**Problem requirements:** Select, from the data, each line where "there" occurs.

Saved entries:

◇ ◇ ◇ ◇

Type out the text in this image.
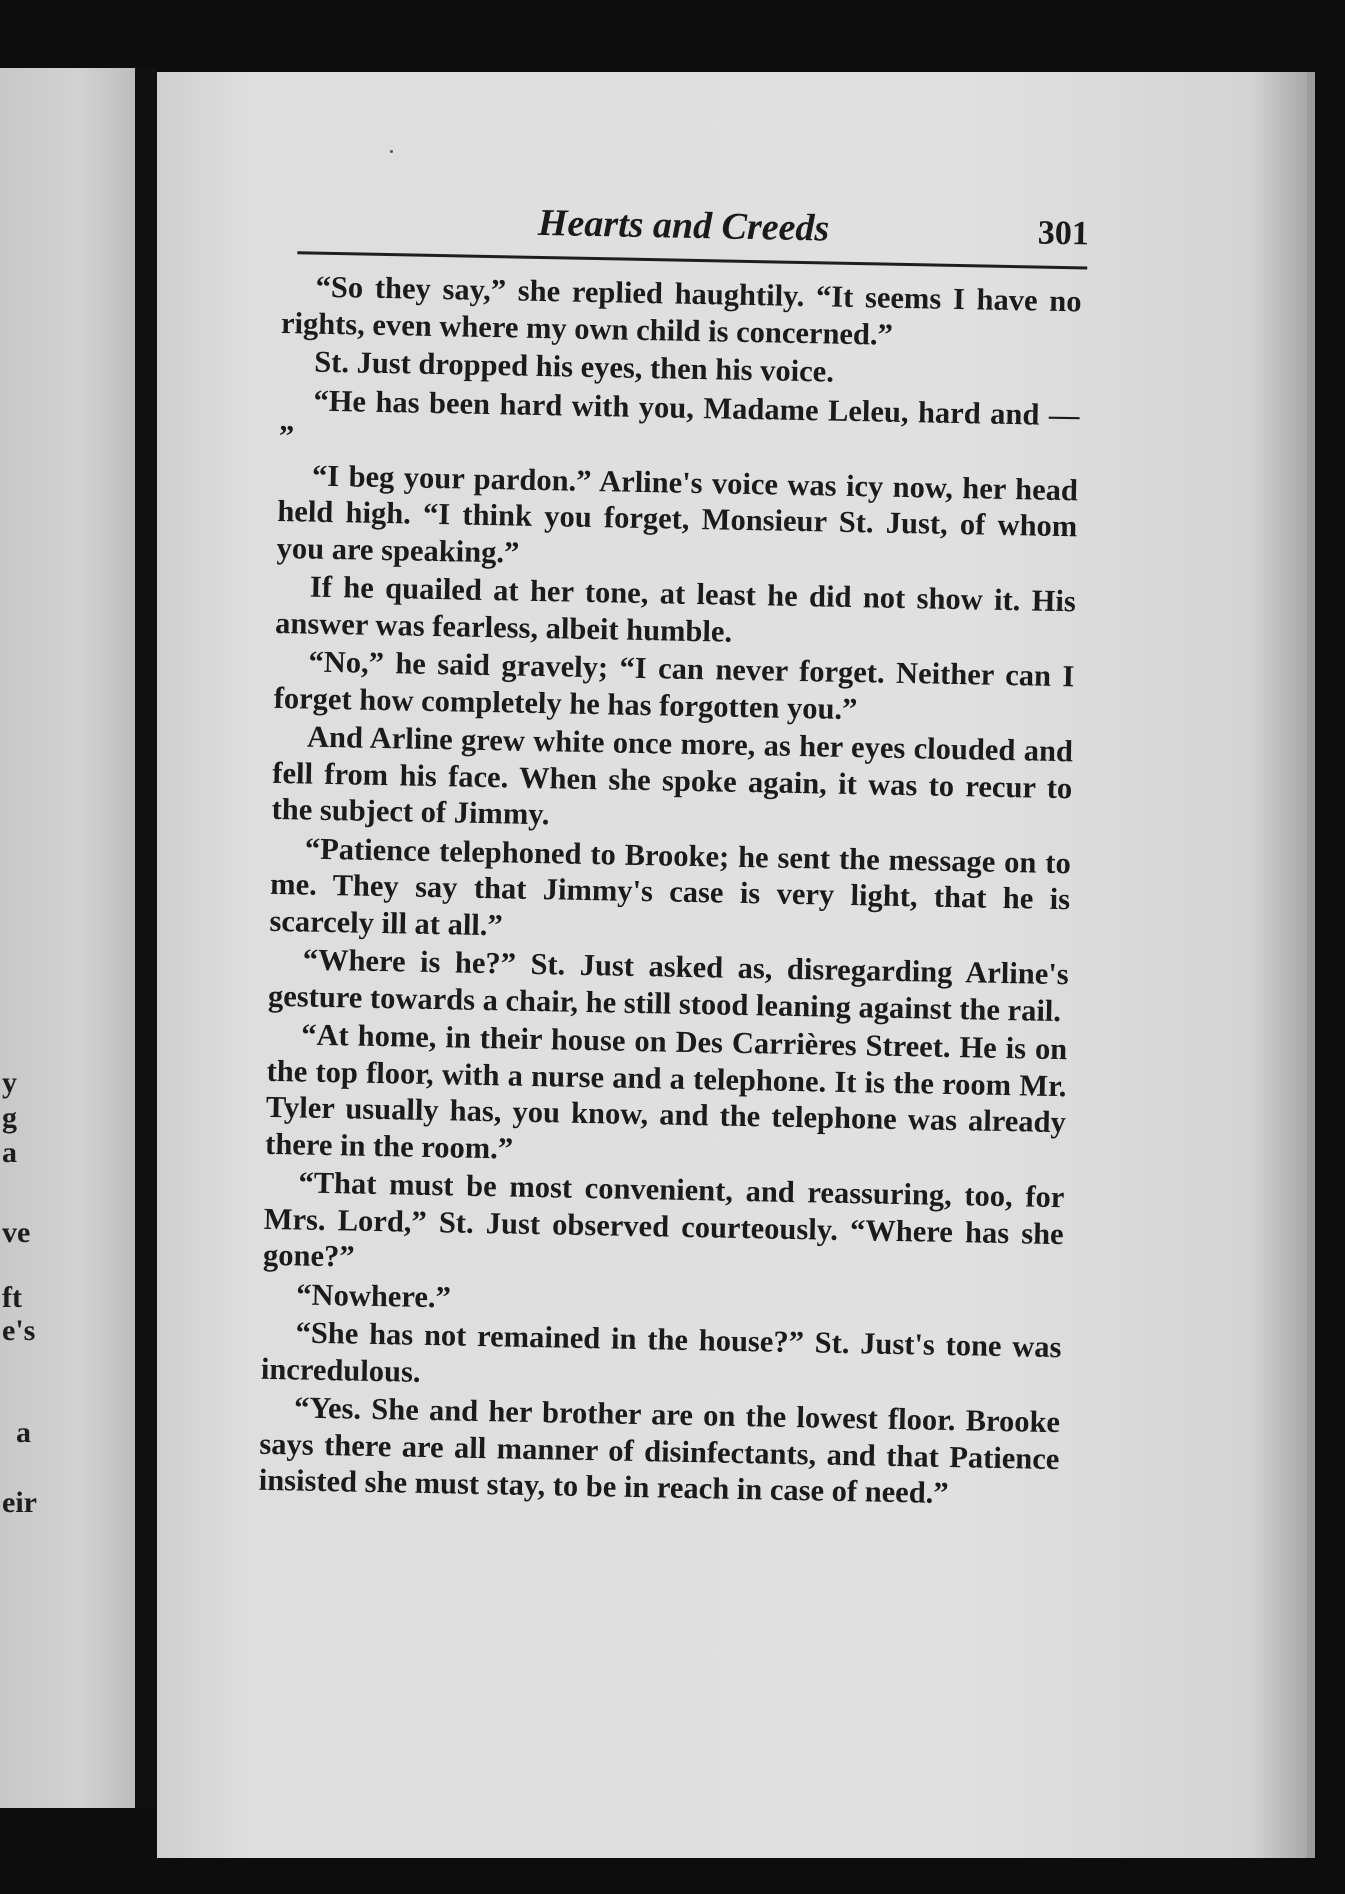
y
g
a
ve
ft
e's
a
eir
Hearts and Creeds	301

“So they say,” she replied haughtily. “It seems I have no rights, even where my own child is concerned.”

St. Just dropped his eyes, then his voice.

“He has been hard with you, Madame Leleu, hard and — ”

“I beg your pardon.” Arline's voice was icy now, her head held high. “I think you forget, Monsieur St. Just, of whom you are speaking.”

If he quailed at her tone, at least he did not show it. His answer was fearless, albeit humble.

“No,” he said gravely; “I can never forget. Neither can I forget how completely he has forgotten you.”

And Arline grew white once more, as her eyes clouded and fell from his face. When she spoke again, it was to recur to the subject of Jimmy.

“Patience telephoned to Brooke; he sent the message on to me. They say that Jimmy's case is very light, that he is scarcely ill at all.”

“Where is he?” St. Just asked as, disregarding Arline's gesture towards a chair, he still stood leaning against the rail.

“At home, in their house on Des Carrières Street. He is on the top floor, with a nurse and a telephone. It is the room Mr. Tyler usually has, you know, and the telephone was already there in the room.”

“That must be most convenient, and reassuring, too, for Mrs. Lord,” St. Just observed courteously. “Where has she gone?”

“Nowhere.”

“She has not remained in the house?” St. Just's tone was incredulous.

“Yes. She and her brother are on the lowest floor. Brooke says there are all manner of disinfectants, and that Patience insisted she must stay, to be in reach in case of need.”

◇ ◇ ◇ ◇

**Result of this task:**
“At home, in their house on Des Carrières Street. He is on the top floor, with a nurse and a telephone. It is the room Mr. Tyler usually has, you know, and the telephone was already there in the room.”
“Yes. She and her brother are on the lowest floor. Brooke says there are all manner of disinfectants, and that Patience insisted she must stay, to be in reach in case of need.”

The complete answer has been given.